Copy every line from the one containing "nav-item-label: Demo xyxy=(774,97,813,112)" down through the one containing "hero-title: SALE xyxy=(899,352,1287,506)", both included, without changing anything.

++++

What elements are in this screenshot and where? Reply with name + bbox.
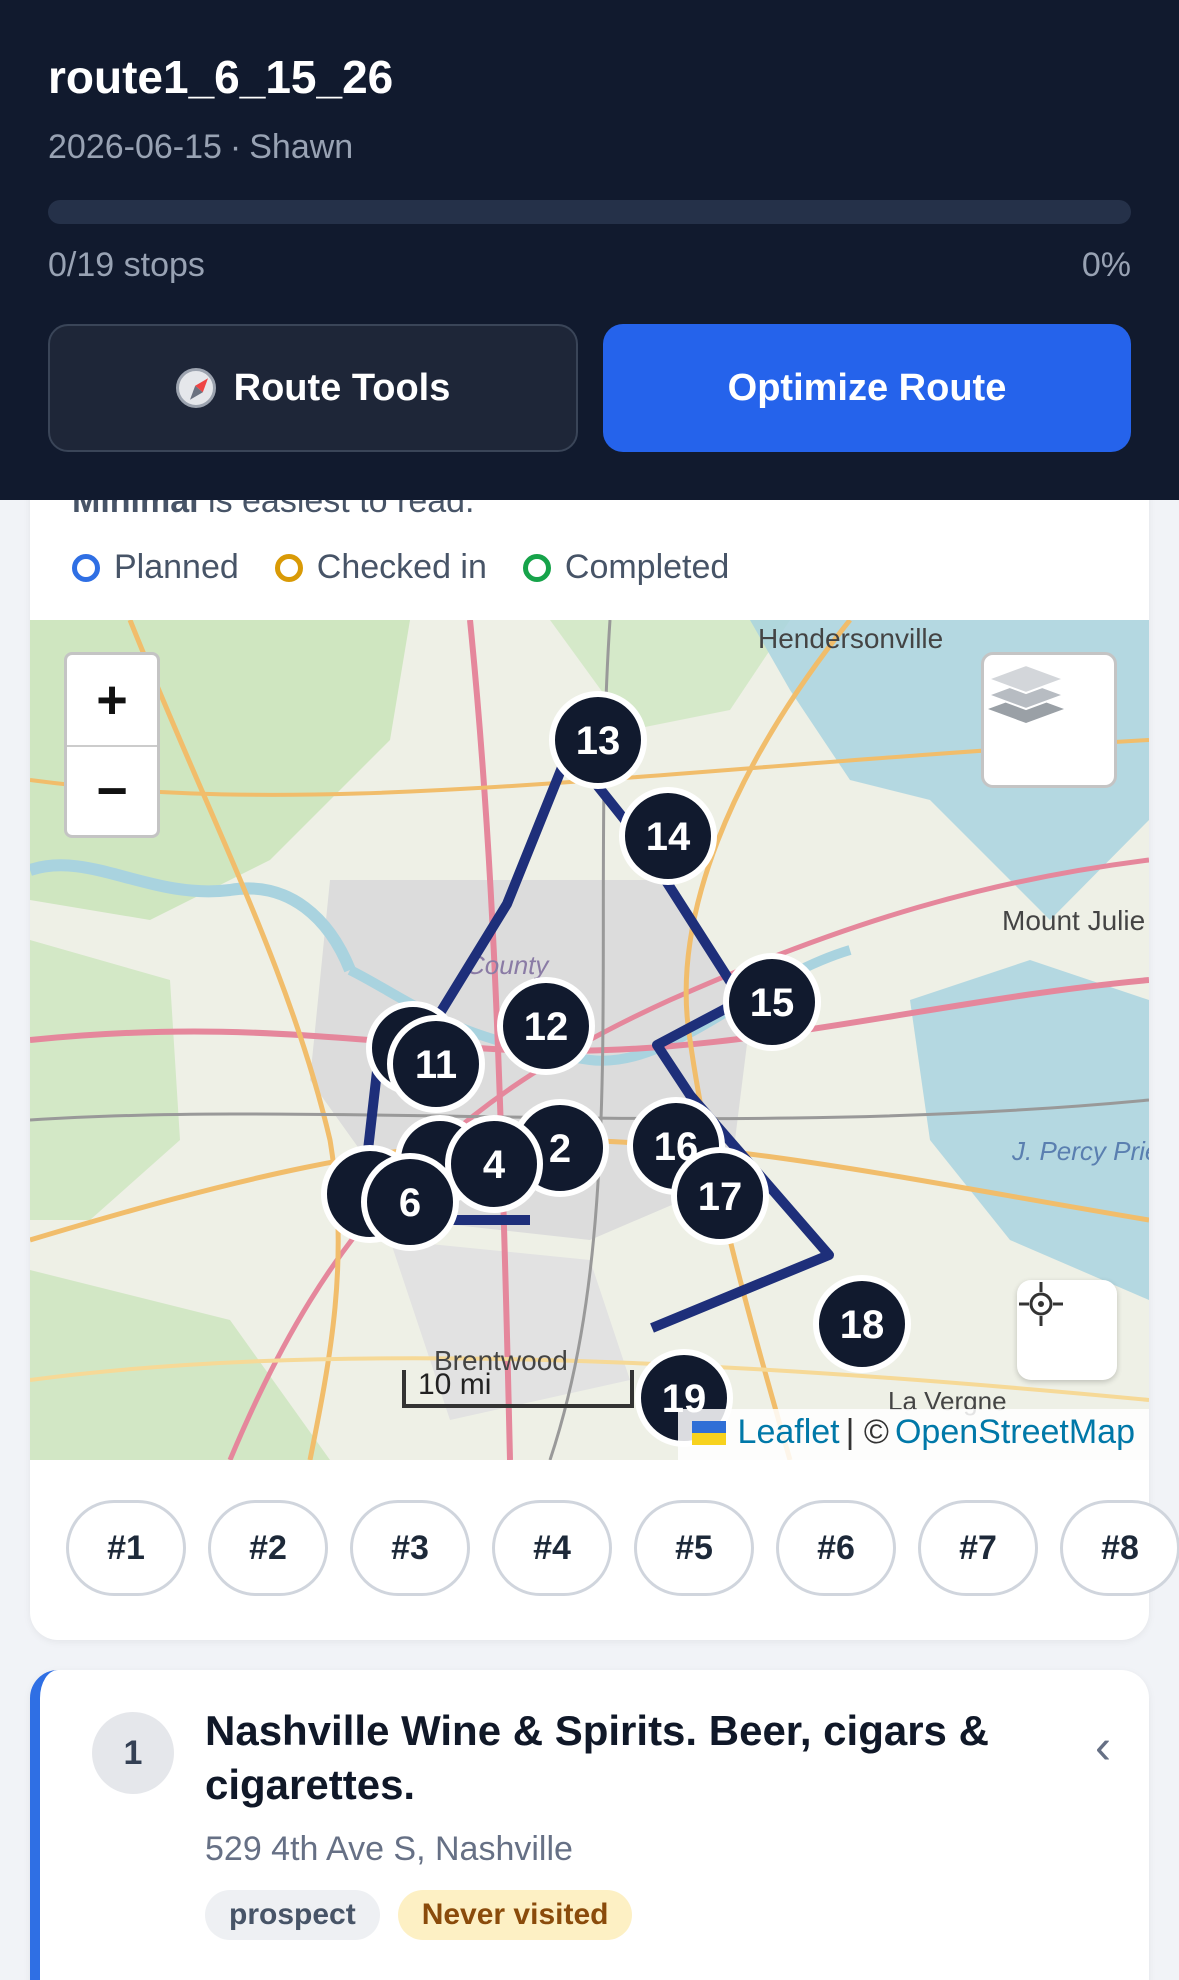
- marker-17[interactable]: 17: [671, 1147, 769, 1245]
- zoom-control: + −: [64, 652, 160, 838]
- stop-chip-row: #1 #2 #3 #4 #5 #6 #7 #8: [66, 1500, 1179, 1596]
- stop-badges: prospect Never visited: [205, 1890, 633, 1940]
- map-attribution: Leaflet | © OpenStreetMap: [677, 1409, 1149, 1460]
- marker-14[interactable]: 14: [619, 787, 717, 885]
- marker-15[interactable]: 15: [723, 953, 821, 1051]
- stop-chip-8[interactable]: #8: [1060, 1500, 1179, 1596]
- stop-number-badge: 1: [92, 1712, 174, 1794]
- layers-icon: [985, 663, 1067, 723]
- legend-checked-in: Checked in: [274, 548, 487, 587]
- stop-chip-6[interactable]: #6: [776, 1500, 896, 1596]
- crosshair-icon: [1019, 1282, 1063, 1326]
- map-scale: 10 mi: [402, 1370, 634, 1408]
- progress-bar: [48, 200, 1131, 224]
- svg-text:14: 14: [646, 815, 691, 859]
- chevron-left-icon[interactable]: ‹: [1095, 1720, 1111, 1775]
- route-tools-button[interactable]: Route Tools: [48, 324, 578, 452]
- marker-6[interactable]: 6: [361, 1153, 459, 1251]
- marker-12[interactable]: 12: [497, 977, 595, 1075]
- openstreetmap-link[interactable]: OpenStreetMap: [895, 1413, 1135, 1452]
- route-tools-label: Route Tools: [233, 366, 451, 409]
- route-subtitle: 2026-06-15 · Shawn: [48, 128, 353, 167]
- legend-label: Checked in: [316, 548, 487, 586]
- legend-planned: Planned: [72, 548, 239, 587]
- stop-card[interactable]: 1 Nashville Wine & Spirits. Beer, cigars…: [30, 1670, 1149, 1980]
- marker-4[interactable]: 4: [445, 1115, 543, 1213]
- legend-label: Planned: [114, 548, 239, 586]
- route-driver: Shawn: [249, 128, 354, 166]
- route-map[interactable]: Hendersonville Mount Julie J. Percy Prie…: [30, 620, 1149, 1460]
- svg-text:11: 11: [415, 1043, 457, 1087]
- svg-text:12: 12: [524, 1005, 569, 1049]
- progress-percent-text: 0%: [1081, 246, 1131, 284]
- marker-13[interactable]: 13: [549, 691, 647, 789]
- route-date: 2026-06-15: [48, 128, 222, 166]
- locate-me-button[interactable]: [1017, 1280, 1117, 1380]
- route-header: route1_6_15_26 2026-06-15 · Shawn 0/19 sto…: [0, 0, 1179, 500]
- stop-chip-4[interactable]: #4: [492, 1500, 612, 1596]
- legend-label: Completed: [564, 548, 730, 586]
- planned-dot-icon: [72, 553, 100, 582]
- leaflet-link[interactable]: Leaflet: [738, 1413, 840, 1452]
- svg-text:15: 15: [750, 981, 795, 1025]
- zoom-in-button[interactable]: +: [67, 655, 157, 745]
- route-title: route1_6_15_26: [48, 51, 394, 103]
- status-badge-never-visited: Never visited: [397, 1890, 633, 1940]
- subtitle-separator: ·: [229, 128, 242, 166]
- zoom-out-button[interactable]: −: [67, 745, 157, 835]
- legend-completed: Completed: [522, 548, 730, 587]
- stop-address: 529 4th Ave S, Nashville: [205, 1830, 573, 1868]
- svg-text:4: 4: [483, 1143, 506, 1187]
- place-mount-julie: Mount Julie: [1002, 905, 1145, 936]
- svg-text:18: 18: [840, 1303, 885, 1347]
- stop-chip-3[interactable]: #3: [350, 1500, 470, 1596]
- svg-text:13: 13: [576, 719, 621, 763]
- completed-dot-icon: [522, 553, 551, 582]
- progress-stops-text: 0/19 stops: [48, 246, 205, 284]
- stop-chip-5[interactable]: #5: [634, 1500, 754, 1596]
- checked-in-dot-icon: [274, 553, 303, 582]
- marker-11[interactable]: 11: [387, 1015, 485, 1113]
- compass-icon: [175, 368, 216, 408]
- status-legend: Planned Checked in Completed: [72, 548, 729, 587]
- ukraine-flag-icon: [691, 1420, 726, 1445]
- stop-chip-1[interactable]: #1: [66, 1500, 186, 1596]
- svg-text:6: 6: [399, 1181, 421, 1225]
- stop-chip-7[interactable]: #7: [918, 1500, 1038, 1596]
- optimize-route-button[interactable]: Optimize Route: [603, 324, 1131, 452]
- svg-text:2: 2: [549, 1127, 571, 1171]
- svg-text:17: 17: [698, 1175, 743, 1219]
- stop-chip-2[interactable]: #2: [208, 1500, 328, 1596]
- stop-name: Nashville Wine & Spirits. Beer, cigars &…: [205, 1707, 989, 1808]
- place-hendersonville: Hendersonville: [758, 623, 943, 654]
- map-card: Minimal is easiest to read. Planned Chec…: [30, 440, 1179, 1640]
- layers-button[interactable]: [981, 652, 1117, 788]
- marker-18[interactable]: 18: [813, 1275, 911, 1373]
- status-badge-prospect: prospect: [205, 1890, 380, 1940]
- attribution-separator: | ©: [845, 1413, 889, 1451]
- place-percy-priest: J. Percy Priest: [1011, 1136, 1149, 1166]
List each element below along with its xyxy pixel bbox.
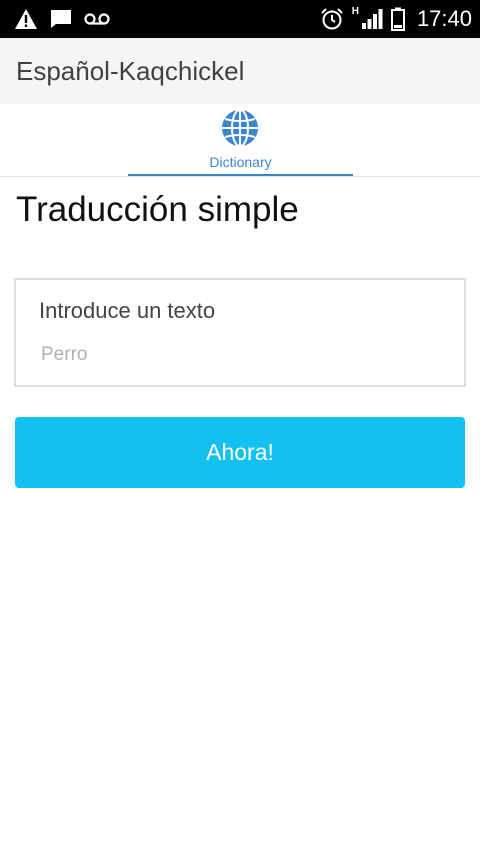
text-input[interactable] [39,338,441,372]
tab-bar: Dictionary [0,104,480,177]
input-card: Introduce un texto [14,278,466,387]
app-title: Español-Kaqchickel [16,56,245,86]
page-title: Traducción simple [16,190,299,229]
voicemail-icon [84,12,110,26]
tab-dictionary-label: Dictionary [209,154,272,170]
warning-icon [14,8,38,30]
message-icon [50,9,72,29]
input-label: Introduce un texto [39,298,216,323]
alarm-icon [320,7,344,31]
globe-icon [222,109,258,147]
battery-icon [390,7,405,31]
signal-icon [361,8,383,30]
tab-dictionary[interactable]: Dictionary [128,104,353,176]
translate-button[interactable]: Ahora! [15,417,465,488]
status-bar: H 17:40 [0,0,480,38]
app-bar: Español-Kaqchickel [0,38,480,104]
status-time: 17:40 [416,6,472,31]
network-type-label: H [351,5,359,17]
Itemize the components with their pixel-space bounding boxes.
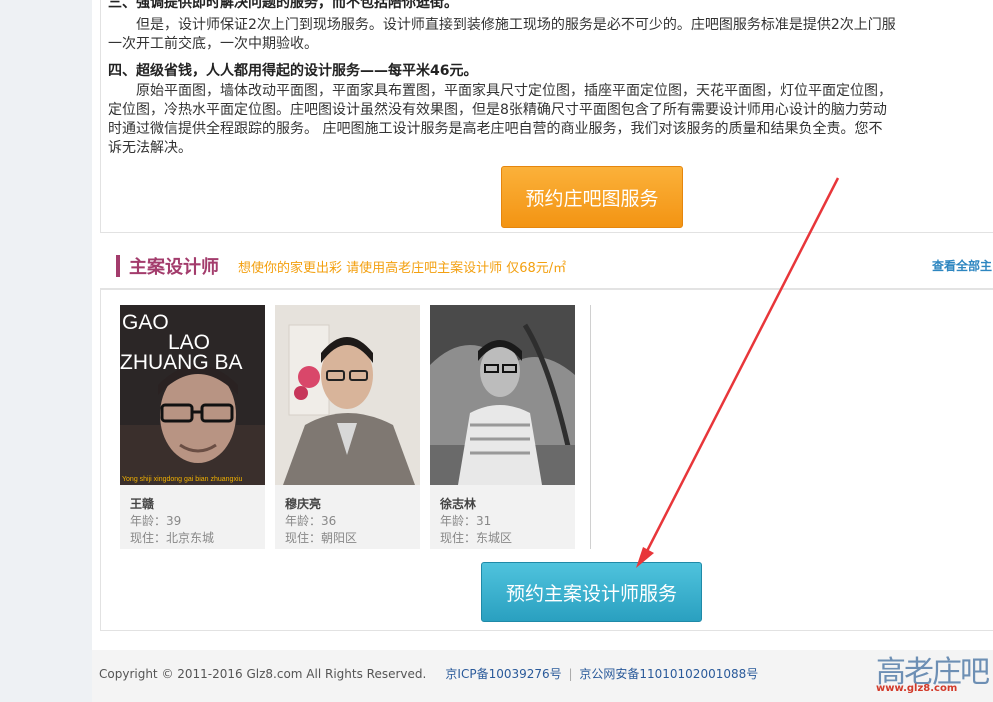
footer: Copyright © 2011-2016 Glz8.com All Right… [92, 650, 993, 702]
copyright-text: Copyright © 2011-2016 Glz8.com All Right… [99, 667, 427, 681]
police-record-link[interactable]: 京公网安备11010102001088号 [579, 667, 758, 681]
footer-text: Copyright © 2011-2016 Glz8.com All Right… [99, 665, 758, 682]
red-arrow-icon [636, 177, 840, 568]
footer-separator: | [568, 667, 573, 681]
watermark-url: www.glz8.com [876, 683, 958, 694]
watermark-logo: 高老庄吧 www.glz8.com [872, 647, 990, 699]
icp-link[interactable]: 京ICP备10039276号 [445, 667, 561, 681]
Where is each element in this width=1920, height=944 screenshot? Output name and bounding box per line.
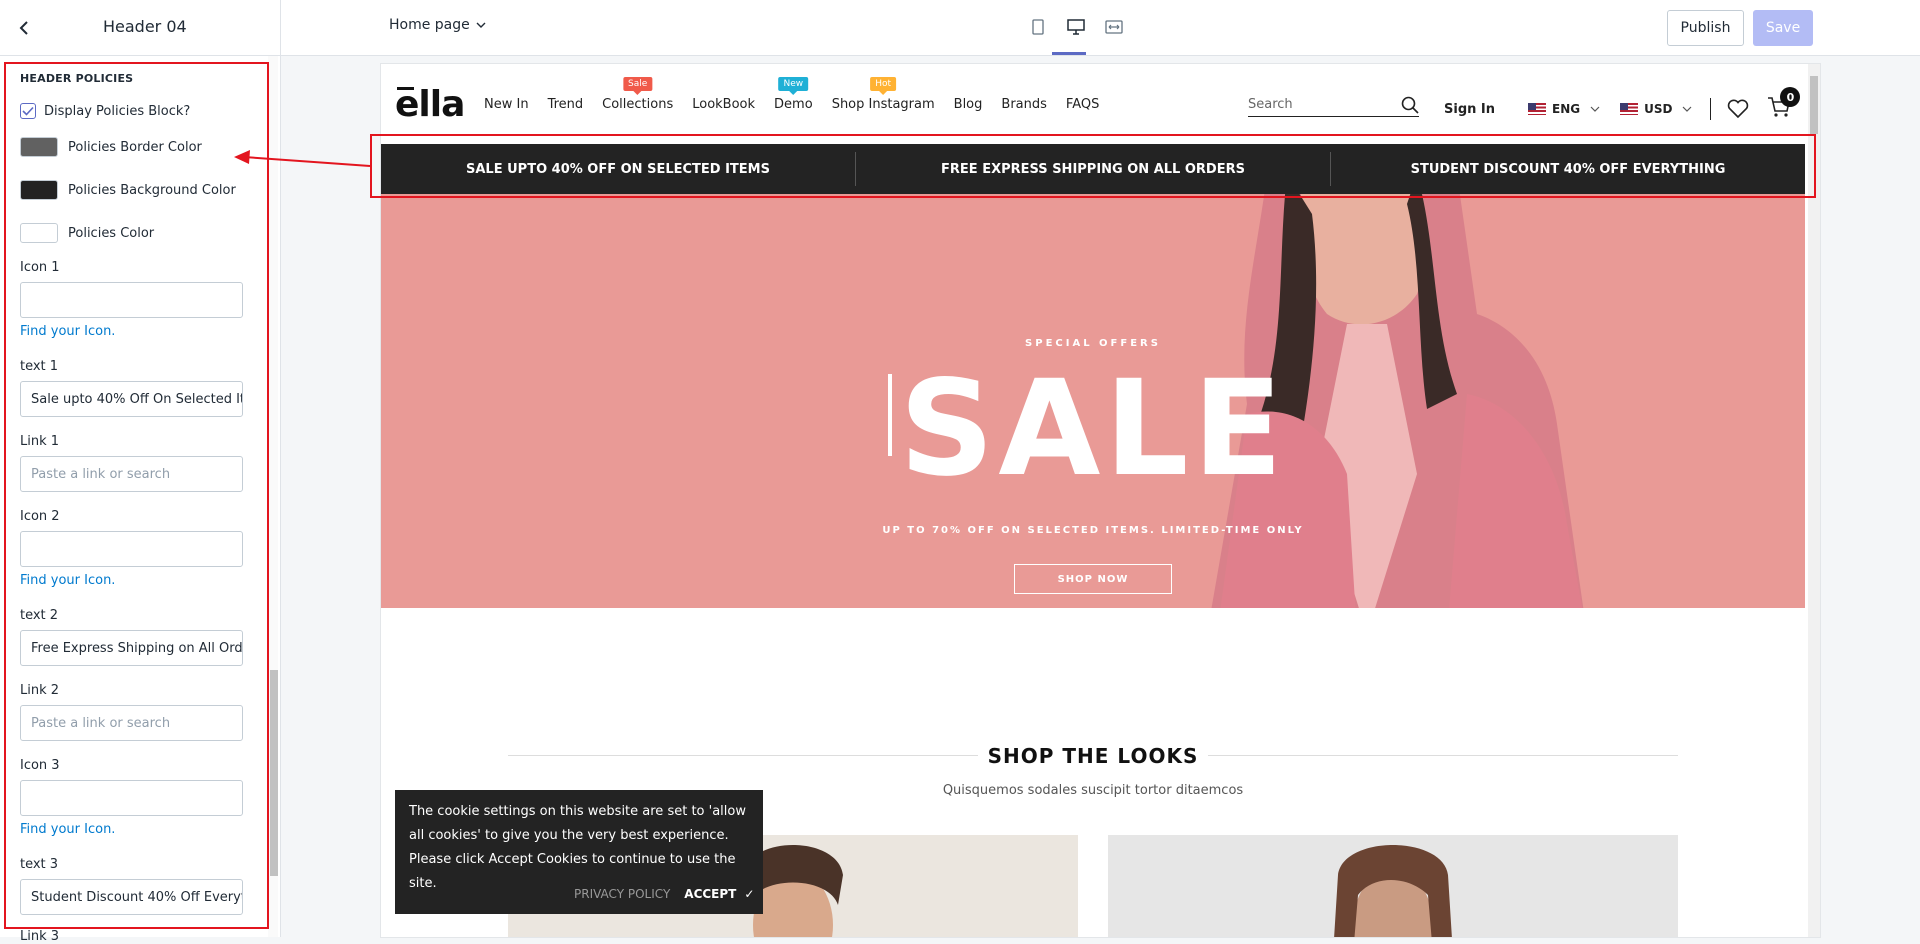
nav-item-label: Demo xyxy=(774,97,813,112)
nav-item-label: New In xyxy=(484,97,529,112)
preview-scroll-thumb[interactable] xyxy=(1810,76,1818,134)
cookie-actions: PRIVACY POLICY ACCEPT ✓ xyxy=(574,882,754,906)
look-model-image xyxy=(1334,845,1452,937)
heart-icon[interactable] xyxy=(1727,99,1749,119)
chevron-down-icon xyxy=(1683,106,1692,112)
cookie-banner: The cookie settings on this website are … xyxy=(395,790,763,914)
hero-title: SALE xyxy=(899,352,1287,506)
section-title: Header 04 xyxy=(103,17,187,36)
accept-cookies-button[interactable]: ACCEPT ✓ xyxy=(684,882,754,906)
annotation-sidebar-box xyxy=(4,62,269,929)
search-placeholder: Search xyxy=(1248,97,1293,112)
nav-item[interactable]: New In xyxy=(484,97,529,112)
nav-badge: New xyxy=(778,77,809,95)
language-selector[interactable]: ENG xyxy=(1528,102,1600,116)
page-selector[interactable]: Home page xyxy=(389,17,486,33)
fullscreen-view-button[interactable] xyxy=(1101,14,1127,40)
hero-banner: SPECIAL OFFERS SALE UP TO 70% OFF ON SEL… xyxy=(381,194,1805,608)
device-active-indicator xyxy=(1052,52,1086,55)
chevron-down-icon xyxy=(1590,106,1600,112)
nav-item[interactable]: Demo New xyxy=(774,77,813,112)
search-icon[interactable] xyxy=(1401,96,1419,114)
chevron-left-icon xyxy=(19,21,28,35)
cart-button[interactable]: 0 xyxy=(1767,87,1801,122)
nav-item[interactable]: Shop Instagram Hot xyxy=(831,77,935,112)
store-logo[interactable]: ella xyxy=(395,84,465,125)
nav-item-label: LookBook xyxy=(692,97,756,112)
fullwidth-icon xyxy=(1105,20,1123,34)
look-card[interactable] xyxy=(1108,835,1678,937)
nav-item[interactable]: Brands xyxy=(1001,97,1047,112)
language-label: ENG xyxy=(1552,102,1581,116)
us-flag-icon xyxy=(1620,103,1639,115)
back-button[interactable] xyxy=(10,14,38,42)
nav-item[interactable]: Blog xyxy=(954,97,983,112)
nav-item-label: Trend xyxy=(547,97,584,112)
hero-subtitle: UP TO 70% OFF ON SELECTED ITEMS. LIMITED… xyxy=(882,525,1304,536)
sign-in-link[interactable]: Sign In xyxy=(1444,102,1495,117)
nav-item[interactable]: Collections Sale xyxy=(602,77,674,112)
main-nav: New In Trend Collections Sale LookBook Demo Ne… xyxy=(484,77,1118,112)
nav-item[interactable]: Trend xyxy=(548,97,584,112)
nav-item-label: Shop Instagram xyxy=(831,97,935,112)
sidebar-divider xyxy=(280,0,281,937)
search-input[interactable]: Search xyxy=(1248,93,1419,117)
checkmark-icon: ✓ xyxy=(744,887,755,901)
nav-badge: Sale xyxy=(623,77,653,95)
device-switcher xyxy=(1025,14,1127,40)
currency-selector[interactable]: USD xyxy=(1620,102,1692,116)
mobile-icon xyxy=(1032,19,1044,35)
publish-button[interactable]: Publish xyxy=(1667,10,1744,46)
looks-heading: SHOP THE LOOKS xyxy=(987,744,1199,768)
page-selector-label: Home page xyxy=(389,17,470,33)
nav-item-label: Collections xyxy=(602,97,674,112)
accept-label: ACCEPT xyxy=(684,887,737,901)
header-divider xyxy=(1710,98,1712,120)
currency-label: USD xyxy=(1644,102,1673,116)
annotation-policies-box xyxy=(370,134,1816,198)
privacy-policy-link[interactable]: PRIVACY POLICY xyxy=(574,882,670,906)
editor-topbar: Header 04 Home page Publish Save xyxy=(0,0,1920,56)
nav-item-label: Brands xyxy=(1001,97,1047,112)
nav-badge: Hot xyxy=(870,77,897,95)
desktop-icon xyxy=(1067,19,1085,35)
chevron-down-icon xyxy=(476,22,486,28)
nav-item[interactable]: LookBook xyxy=(692,97,755,112)
desktop-view-button[interactable] xyxy=(1063,14,1089,40)
mobile-view-button[interactable] xyxy=(1025,14,1051,40)
save-button[interactable]: Save xyxy=(1753,10,1813,46)
shop-now-button[interactable]: SHOP NOW xyxy=(1014,564,1172,594)
header-actions: Sign In ENG USD 0 xyxy=(1444,87,1801,122)
us-flag-icon xyxy=(1528,103,1546,115)
nav-item-label: FAQS xyxy=(1065,97,1100,112)
hero-kicker: SPECIAL OFFERS xyxy=(1025,338,1161,349)
cart-count-badge: 0 xyxy=(1780,87,1801,107)
nav-item[interactable]: FAQS xyxy=(1066,97,1099,112)
sidebar-scroll-thumb[interactable] xyxy=(270,670,278,876)
nav-item-label: Blog xyxy=(953,97,983,112)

++++

§ **The output**
nav-item-label: Demo xyxy=(774,97,813,112)
nav-item-label: New In xyxy=(484,97,529,112)
preview-scroll-thumb[interactable] xyxy=(1810,76,1818,134)
cookie-actions: PRIVACY POLICY ACCEPT ✓ xyxy=(574,882,754,906)
look-model-image xyxy=(1334,845,1452,937)
heart-icon[interactable] xyxy=(1727,99,1749,119)
chevron-down-icon xyxy=(1683,106,1692,112)
cookie-banner: The cookie settings on this website are … xyxy=(395,790,763,914)
hero-title: SALE xyxy=(899,352,1287,506)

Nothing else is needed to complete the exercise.